## TASK DETAILS
State how many lines in these records contain the word "помощь", and nothing else.

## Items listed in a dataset

****************************************

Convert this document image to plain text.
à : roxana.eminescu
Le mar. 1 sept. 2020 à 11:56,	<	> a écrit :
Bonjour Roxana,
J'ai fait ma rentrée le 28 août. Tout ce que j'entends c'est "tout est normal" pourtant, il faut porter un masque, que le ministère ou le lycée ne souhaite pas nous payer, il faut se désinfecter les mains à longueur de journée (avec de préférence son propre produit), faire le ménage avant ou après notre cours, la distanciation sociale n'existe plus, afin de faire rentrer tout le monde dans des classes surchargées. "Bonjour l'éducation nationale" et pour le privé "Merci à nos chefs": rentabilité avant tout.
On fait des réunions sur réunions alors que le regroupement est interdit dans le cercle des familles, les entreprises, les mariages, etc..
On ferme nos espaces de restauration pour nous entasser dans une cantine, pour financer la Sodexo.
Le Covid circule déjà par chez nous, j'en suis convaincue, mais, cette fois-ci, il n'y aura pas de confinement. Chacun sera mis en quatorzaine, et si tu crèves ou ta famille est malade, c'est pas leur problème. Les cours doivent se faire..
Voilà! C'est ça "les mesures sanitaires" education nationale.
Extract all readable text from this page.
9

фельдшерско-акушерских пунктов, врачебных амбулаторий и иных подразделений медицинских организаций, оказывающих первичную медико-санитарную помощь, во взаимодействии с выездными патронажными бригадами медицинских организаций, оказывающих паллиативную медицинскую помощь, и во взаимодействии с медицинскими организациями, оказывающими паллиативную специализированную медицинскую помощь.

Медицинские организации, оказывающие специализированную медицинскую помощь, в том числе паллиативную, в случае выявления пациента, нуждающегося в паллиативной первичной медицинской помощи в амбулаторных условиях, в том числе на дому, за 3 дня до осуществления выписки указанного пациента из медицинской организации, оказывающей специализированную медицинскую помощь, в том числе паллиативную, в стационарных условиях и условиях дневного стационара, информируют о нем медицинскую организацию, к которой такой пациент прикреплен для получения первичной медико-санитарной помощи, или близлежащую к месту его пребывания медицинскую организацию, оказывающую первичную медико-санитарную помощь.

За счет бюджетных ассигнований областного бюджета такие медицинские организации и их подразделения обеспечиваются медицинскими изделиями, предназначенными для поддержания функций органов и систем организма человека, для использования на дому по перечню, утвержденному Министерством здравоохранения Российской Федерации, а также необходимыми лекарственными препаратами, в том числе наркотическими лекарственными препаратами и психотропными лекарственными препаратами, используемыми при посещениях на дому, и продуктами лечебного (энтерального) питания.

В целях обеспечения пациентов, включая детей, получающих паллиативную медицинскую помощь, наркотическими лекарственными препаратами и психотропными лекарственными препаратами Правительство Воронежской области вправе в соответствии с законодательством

****************************************

## WRITTEN REPLY
3